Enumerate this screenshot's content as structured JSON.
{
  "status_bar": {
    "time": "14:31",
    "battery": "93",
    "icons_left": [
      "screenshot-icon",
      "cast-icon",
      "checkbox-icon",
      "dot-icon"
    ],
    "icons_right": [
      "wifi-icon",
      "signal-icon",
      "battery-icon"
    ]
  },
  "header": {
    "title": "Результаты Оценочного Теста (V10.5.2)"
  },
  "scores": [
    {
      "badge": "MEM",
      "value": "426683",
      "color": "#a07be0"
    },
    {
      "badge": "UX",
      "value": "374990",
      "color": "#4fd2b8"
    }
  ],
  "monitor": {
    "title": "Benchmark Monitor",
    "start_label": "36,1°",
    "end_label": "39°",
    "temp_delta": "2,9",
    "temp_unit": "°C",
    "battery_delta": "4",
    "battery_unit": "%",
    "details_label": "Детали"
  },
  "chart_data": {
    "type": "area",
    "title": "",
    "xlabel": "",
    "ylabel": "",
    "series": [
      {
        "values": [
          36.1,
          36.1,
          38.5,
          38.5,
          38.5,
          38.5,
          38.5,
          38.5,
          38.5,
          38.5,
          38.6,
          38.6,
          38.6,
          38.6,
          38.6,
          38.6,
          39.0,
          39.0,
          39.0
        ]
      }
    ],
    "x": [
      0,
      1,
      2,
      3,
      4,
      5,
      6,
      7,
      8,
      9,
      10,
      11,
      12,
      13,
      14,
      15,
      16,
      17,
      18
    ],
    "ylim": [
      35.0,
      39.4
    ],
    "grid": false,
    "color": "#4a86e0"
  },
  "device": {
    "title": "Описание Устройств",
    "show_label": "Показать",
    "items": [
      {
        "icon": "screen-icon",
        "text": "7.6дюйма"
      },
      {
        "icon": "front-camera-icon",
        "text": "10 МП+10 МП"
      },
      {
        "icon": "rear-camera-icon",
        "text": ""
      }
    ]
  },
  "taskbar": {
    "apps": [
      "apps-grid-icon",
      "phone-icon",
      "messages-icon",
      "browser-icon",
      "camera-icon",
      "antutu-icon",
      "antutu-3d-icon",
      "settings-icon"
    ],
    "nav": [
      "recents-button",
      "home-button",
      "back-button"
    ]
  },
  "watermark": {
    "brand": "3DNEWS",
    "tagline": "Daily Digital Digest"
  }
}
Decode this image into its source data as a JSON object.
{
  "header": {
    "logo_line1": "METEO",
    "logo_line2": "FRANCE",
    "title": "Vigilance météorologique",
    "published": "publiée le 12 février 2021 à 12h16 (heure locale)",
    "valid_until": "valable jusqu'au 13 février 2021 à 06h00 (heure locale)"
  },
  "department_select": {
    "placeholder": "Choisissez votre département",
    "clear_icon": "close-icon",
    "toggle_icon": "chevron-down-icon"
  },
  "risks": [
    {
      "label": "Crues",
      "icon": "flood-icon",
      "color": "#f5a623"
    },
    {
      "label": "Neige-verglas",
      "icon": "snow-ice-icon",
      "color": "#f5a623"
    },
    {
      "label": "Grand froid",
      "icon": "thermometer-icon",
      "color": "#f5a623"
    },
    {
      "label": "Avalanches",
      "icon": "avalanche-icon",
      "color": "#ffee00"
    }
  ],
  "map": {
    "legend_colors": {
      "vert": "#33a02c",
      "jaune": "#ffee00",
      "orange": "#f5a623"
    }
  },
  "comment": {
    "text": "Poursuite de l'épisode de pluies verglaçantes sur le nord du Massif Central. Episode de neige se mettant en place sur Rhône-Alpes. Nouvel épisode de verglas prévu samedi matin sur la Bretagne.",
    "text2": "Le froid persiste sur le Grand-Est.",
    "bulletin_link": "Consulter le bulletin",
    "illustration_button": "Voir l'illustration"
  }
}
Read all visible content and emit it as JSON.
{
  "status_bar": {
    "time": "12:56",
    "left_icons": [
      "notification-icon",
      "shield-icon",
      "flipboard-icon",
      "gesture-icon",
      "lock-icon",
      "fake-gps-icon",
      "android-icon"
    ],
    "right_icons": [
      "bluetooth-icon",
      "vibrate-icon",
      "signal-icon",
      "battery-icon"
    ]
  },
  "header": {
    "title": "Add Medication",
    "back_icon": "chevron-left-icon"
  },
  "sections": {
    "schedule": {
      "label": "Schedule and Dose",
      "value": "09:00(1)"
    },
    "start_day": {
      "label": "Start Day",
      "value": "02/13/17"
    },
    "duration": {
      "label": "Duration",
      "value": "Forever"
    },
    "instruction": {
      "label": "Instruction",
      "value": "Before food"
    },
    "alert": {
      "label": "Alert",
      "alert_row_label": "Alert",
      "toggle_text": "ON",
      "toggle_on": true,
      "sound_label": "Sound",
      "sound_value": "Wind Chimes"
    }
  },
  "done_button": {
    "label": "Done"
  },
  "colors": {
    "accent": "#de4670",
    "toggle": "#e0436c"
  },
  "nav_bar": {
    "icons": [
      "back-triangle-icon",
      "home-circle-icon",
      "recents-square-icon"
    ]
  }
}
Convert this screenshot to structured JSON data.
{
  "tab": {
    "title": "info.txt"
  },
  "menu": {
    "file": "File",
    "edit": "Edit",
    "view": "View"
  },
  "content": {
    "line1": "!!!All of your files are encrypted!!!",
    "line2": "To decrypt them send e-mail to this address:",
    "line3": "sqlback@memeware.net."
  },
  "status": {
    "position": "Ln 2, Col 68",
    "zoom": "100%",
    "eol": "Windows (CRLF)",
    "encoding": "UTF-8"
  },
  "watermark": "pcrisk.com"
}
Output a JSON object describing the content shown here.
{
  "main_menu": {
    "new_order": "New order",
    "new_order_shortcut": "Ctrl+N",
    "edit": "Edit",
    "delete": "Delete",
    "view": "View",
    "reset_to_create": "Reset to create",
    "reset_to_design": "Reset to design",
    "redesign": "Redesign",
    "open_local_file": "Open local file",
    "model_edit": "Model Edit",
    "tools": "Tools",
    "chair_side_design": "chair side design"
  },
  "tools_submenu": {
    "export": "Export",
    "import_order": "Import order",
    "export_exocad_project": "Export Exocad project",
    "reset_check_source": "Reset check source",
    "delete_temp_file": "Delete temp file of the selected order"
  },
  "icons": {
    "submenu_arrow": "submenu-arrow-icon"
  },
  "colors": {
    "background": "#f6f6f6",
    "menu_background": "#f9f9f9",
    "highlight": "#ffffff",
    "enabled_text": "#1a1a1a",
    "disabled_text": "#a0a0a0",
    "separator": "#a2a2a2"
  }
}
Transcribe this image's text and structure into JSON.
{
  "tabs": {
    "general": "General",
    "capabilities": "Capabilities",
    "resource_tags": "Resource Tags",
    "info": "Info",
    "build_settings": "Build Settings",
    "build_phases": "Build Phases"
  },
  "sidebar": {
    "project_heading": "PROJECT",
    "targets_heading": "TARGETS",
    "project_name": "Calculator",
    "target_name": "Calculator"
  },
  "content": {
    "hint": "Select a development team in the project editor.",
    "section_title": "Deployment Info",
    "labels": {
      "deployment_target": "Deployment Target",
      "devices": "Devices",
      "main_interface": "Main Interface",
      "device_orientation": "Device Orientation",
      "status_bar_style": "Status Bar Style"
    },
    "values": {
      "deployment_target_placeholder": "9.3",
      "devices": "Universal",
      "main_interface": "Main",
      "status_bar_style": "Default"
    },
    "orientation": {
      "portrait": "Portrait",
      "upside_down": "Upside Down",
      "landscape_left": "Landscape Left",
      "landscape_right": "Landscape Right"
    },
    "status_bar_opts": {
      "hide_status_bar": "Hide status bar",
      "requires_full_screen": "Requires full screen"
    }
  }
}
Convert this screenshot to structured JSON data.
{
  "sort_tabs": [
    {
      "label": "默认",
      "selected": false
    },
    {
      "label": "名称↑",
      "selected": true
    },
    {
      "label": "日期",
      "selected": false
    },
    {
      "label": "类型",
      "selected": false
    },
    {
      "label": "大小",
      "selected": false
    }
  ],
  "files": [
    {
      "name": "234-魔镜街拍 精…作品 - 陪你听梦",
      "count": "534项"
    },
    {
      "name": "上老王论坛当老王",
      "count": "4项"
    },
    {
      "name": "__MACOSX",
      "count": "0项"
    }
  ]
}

* [REQUIREMENT]: Identify each line containing the string "image" and copy it out.

* [WORKED SOLUTION]:
Decode this image into its source data as a JSON object.
Transcribe this image's text and structure into JSON.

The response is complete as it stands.